▶ GESTELLTE AUFGABE A:
Beantworte drei Fragen zum Testbericht weiter unten:
(i) Was soll man der Vollröhre laut Einleitung spendieren?
(ii) Wie oft hatte man den Verstärker laut Testbericht schon in den Händen?
(iii) Wie lange gibt es den Oto tatsächlich schon?

▶ QUELLE:
========================================================================
Test Audio Note Oto Phono SE Signature

Audio Note Oto Phono SE Signature – Der Schnäppchenjäger-Jäger, Verblüffung seit einem Vierteljahrhundert

Was muss ein Verstärker wirklich können? Man spendiere dieser Vollröhre passende Lautsprecher und staune.

Der Oto von Audio Note? Ja, diesen Verstärker hatte ich bestimmt schon vier oder fünf Mal in meinen Händen bzw. in meinen Wänden. So ganz genau weiß ich das gar nicht. Denn erstens sieht ein Oto alles andere als spektakulär aus. Zweitens gibt es ihn schon ziemlich lange: gefühlt eine Ewigkeit, tatsächlich ein Vierteljahrhundert, was in der HiFi-Szene ungefähr das Gleiche ist. Drittens ist das Portfolio des Herstellers derart vielfältig, dass sich viele Modelle zum Verwechseln ähnlich sehen.
========================================================================
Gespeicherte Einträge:
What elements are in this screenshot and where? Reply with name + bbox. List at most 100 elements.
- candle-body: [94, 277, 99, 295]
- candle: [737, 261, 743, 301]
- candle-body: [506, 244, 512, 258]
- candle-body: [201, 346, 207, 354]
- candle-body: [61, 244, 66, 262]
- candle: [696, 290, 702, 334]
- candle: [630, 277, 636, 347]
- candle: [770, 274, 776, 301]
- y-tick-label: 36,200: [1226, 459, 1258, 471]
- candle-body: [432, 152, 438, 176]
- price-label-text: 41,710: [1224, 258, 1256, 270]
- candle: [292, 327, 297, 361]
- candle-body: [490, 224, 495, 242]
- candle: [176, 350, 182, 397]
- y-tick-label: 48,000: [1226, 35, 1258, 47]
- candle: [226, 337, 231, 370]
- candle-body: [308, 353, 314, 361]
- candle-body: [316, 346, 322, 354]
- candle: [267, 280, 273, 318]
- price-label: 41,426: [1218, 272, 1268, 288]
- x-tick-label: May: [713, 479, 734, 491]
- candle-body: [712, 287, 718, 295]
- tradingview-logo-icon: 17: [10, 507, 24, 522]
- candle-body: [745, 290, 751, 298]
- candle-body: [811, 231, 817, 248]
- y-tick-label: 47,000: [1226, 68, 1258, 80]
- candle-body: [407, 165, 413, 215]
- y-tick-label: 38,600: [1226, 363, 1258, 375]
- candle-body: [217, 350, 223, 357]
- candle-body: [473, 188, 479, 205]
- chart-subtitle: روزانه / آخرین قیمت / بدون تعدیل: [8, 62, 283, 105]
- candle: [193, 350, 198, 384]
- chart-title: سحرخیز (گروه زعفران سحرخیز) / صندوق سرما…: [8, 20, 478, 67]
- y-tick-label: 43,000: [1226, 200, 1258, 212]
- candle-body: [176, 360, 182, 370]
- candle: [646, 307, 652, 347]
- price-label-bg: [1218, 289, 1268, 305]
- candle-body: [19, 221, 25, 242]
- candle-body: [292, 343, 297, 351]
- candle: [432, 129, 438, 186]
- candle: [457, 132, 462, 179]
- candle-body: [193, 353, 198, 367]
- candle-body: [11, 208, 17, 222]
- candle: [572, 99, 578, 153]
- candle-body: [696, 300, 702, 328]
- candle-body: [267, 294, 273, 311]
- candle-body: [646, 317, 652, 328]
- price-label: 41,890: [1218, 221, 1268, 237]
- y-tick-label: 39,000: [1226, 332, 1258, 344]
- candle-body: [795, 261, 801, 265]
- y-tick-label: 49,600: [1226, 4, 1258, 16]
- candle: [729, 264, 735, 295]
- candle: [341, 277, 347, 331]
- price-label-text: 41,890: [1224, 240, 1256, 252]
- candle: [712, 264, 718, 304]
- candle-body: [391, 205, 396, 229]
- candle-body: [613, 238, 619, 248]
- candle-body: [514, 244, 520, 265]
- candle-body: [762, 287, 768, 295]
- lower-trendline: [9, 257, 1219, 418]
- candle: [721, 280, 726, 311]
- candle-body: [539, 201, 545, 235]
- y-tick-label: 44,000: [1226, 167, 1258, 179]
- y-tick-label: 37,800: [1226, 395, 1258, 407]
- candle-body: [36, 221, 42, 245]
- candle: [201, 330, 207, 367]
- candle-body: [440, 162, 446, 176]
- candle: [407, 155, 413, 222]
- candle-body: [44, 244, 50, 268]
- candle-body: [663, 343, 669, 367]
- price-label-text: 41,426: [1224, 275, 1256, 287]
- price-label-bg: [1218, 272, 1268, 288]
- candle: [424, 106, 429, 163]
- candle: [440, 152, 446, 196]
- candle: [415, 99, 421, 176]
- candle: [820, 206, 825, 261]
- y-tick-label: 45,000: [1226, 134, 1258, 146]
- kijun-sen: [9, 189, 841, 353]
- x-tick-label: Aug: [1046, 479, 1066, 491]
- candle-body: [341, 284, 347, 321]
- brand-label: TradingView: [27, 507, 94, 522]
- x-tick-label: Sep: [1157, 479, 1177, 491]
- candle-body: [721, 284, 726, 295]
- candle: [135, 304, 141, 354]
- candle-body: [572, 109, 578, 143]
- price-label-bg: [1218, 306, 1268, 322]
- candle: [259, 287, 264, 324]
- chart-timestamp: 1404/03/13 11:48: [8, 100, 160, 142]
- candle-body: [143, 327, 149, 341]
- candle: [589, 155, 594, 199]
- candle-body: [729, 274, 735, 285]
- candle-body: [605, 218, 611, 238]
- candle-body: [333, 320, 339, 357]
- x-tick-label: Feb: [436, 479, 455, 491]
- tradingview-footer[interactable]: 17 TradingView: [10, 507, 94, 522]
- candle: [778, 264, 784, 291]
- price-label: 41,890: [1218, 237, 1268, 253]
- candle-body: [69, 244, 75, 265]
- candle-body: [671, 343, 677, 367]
========================================================================
▶ GESTELLTE AUFGABE B: Übernimm aus den Datensätzen alles vom Anfang bis hinunter zur Zeile mit „- candle-body: [176, 360, 182, 370]“ unverändert, beide Enden eingeschlossen.

▶ VOLLSTÄNDIGE ANTWORT A:
(i) Passende Lautsprecher.
(ii) Vier oder fünf Mal.
(iii) Ein Vierteljahrhundert.

▶ VOLLSTÄNDIGE ANTWORT B:
What elements are in this screenshot and where? Reply with name + bbox. List at most 100 elements.
- candle-body: [94, 277, 99, 295]
- candle: [737, 261, 743, 301]
- candle-body: [506, 244, 512, 258]
- candle-body: [201, 346, 207, 354]
- candle-body: [61, 244, 66, 262]
- candle: [696, 290, 702, 334]
- candle: [630, 277, 636, 347]
- candle: [770, 274, 776, 301]
- y-tick-label: 36,200: [1226, 459, 1258, 471]
- candle-body: [432, 152, 438, 176]
- price-label-text: 41,710: [1224, 258, 1256, 270]
- candle: [292, 327, 297, 361]
- candle-body: [490, 224, 495, 242]
- candle: [176, 350, 182, 397]
- y-tick-label: 48,000: [1226, 35, 1258, 47]
- candle: [226, 337, 231, 370]
- candle-body: [308, 353, 314, 361]
- candle-body: [316, 346, 322, 354]
- candle: [267, 280, 273, 318]
- price-label: 41,426: [1218, 272, 1268, 288]
- x-tick-label: May: [713, 479, 734, 491]
- candle-body: [712, 287, 718, 295]
- tradingview-logo-icon: 17: [10, 507, 24, 522]
- candle-body: [745, 290, 751, 298]
- candle-body: [811, 231, 817, 248]
- y-tick-label: 47,000: [1226, 68, 1258, 80]
- candle-body: [407, 165, 413, 215]
- y-tick-label: 38,600: [1226, 363, 1258, 375]
- candle-body: [217, 350, 223, 357]
- candle-body: [473, 188, 479, 205]
- chart-subtitle: روزانه / آخرین قیمت / بدون تعدیل: [8, 62, 283, 105]
- candle: [193, 350, 198, 384]
- chart-title: سحرخیز (گروه زعفران سحرخیز) / صندوق سرما…: [8, 20, 478, 67]
- y-tick-label: 43,000: [1226, 200, 1258, 212]
- candle-body: [176, 360, 182, 370]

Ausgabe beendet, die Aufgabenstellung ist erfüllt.